Records for processing:

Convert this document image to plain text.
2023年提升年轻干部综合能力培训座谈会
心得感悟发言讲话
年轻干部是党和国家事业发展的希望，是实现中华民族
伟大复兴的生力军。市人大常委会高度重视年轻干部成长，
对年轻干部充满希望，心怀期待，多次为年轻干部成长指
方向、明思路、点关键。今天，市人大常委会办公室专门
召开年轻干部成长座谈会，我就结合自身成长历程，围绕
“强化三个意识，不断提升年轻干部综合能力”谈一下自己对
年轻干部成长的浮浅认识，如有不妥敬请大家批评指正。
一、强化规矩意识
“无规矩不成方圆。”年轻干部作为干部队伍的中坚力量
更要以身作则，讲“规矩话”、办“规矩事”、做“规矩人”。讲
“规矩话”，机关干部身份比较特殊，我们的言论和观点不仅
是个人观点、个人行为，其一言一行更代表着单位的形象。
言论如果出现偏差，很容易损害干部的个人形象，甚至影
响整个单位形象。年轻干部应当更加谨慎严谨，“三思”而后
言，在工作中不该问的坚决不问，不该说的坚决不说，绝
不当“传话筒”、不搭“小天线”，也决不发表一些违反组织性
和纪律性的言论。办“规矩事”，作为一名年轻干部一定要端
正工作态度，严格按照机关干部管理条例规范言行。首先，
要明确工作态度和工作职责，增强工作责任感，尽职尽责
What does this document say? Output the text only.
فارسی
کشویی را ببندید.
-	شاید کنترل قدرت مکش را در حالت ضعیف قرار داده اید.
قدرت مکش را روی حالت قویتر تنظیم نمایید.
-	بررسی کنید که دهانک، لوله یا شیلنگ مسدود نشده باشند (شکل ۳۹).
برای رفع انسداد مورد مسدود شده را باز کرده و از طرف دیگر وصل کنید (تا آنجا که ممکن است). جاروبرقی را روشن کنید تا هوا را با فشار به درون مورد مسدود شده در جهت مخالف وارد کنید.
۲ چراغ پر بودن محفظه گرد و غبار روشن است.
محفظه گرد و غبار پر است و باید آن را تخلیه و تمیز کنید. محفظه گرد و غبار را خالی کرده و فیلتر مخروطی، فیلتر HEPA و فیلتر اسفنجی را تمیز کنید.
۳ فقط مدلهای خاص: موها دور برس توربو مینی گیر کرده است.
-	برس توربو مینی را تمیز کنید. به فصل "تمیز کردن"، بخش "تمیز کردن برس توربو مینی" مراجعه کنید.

Work to be completed:
Quote the material exactly, leaving nothing out.

Solution to this exercise:
Convert this document image to plain text.
2023年提升年轻干部综合能力培训座谈会
心得感悟发言讲话
年轻干部是党和国家事业发展的希望，是实现中华民族
伟大复兴的生力军。市人大常委会高度重视年轻干部成长，
对年轻干部充满希望，心怀期待，多次为年轻干部成长指
方向、明思路、点关键。今天，市人大常委会办公室专门
召开年轻干部成长座谈会，我就结合自身成长历程，围绕
“强化三个意识，不断提升年轻干部综合能力”谈一下自己对
年轻干部成长的浮浅认识，如有不妥敬请大家批评指正。
一、强化规矩意识
“无规矩不成方圆。”年轻干部作为干部队伍的中坚力量
更要以身作则，讲“规矩话”、办“规矩事”、做“规矩人”。讲
“规矩话”，机关干部身份比较特殊，我们的言论和观点不仅
是个人观点、个人行为，其一言一行更代表着单位的形象。
言论如果出现偏差，很容易损害干部的个人形象，甚至影
响整个单位形象。年轻干部应当更加谨慎严谨，“三思”而后
言，在工作中不该问的坚决不问，不该说的坚决不说，绝
不当“传话筒”、不搭“小天线”，也决不发表一些违反组织性
和纪律性的言论。办“规矩事”，作为一名年轻干部一定要端
正工作态度，严格按照机关干部管理条例规范言行。首先，
要明确工作态度和工作职责，增强工作责任感，尽职尽责
What does this document say? Output the text only.
فارسی
کشویی را ببندید.
-	شاید کنترل قدرت مکش را در حالت ضعیف قرار داده اید.
قدرت مکش را روی حالت قویتر تنظیم نمایید.
-	بررسی کنید که دهانک، لوله یا شیلنگ مسدود نشده باشند (شکل ۳۹).
برای رفع انسداد مورد مسدود شده را باز کرده و از طرف دیگر وصل کنید (تا آنجا که ممکن است). جاروبرقی را روشن کنید تا هوا را با فشار به درون مورد مسدود شده در جهت مخالف وارد کنید.
۲ چراغ پر بودن محفظه گرد و غبار روشن است.
محفظه گرد و غبار پر است و باید آن را تخلیه و تمیز کنید. محفظه گرد و غبار را خالی کرده و فیلتر مخروطی، فیلتر HEPA و فیلتر اسفنجی را تمیز کنید.
۳ فقط مدلهای خاص: موها دور برس توربو مینی گیر کرده است.
-	برس توربو مینی را تمیز کنید. به فصل "تمیز کردن"، بخش "تمیز کردن برس توربو مینی" مراجعه کنید.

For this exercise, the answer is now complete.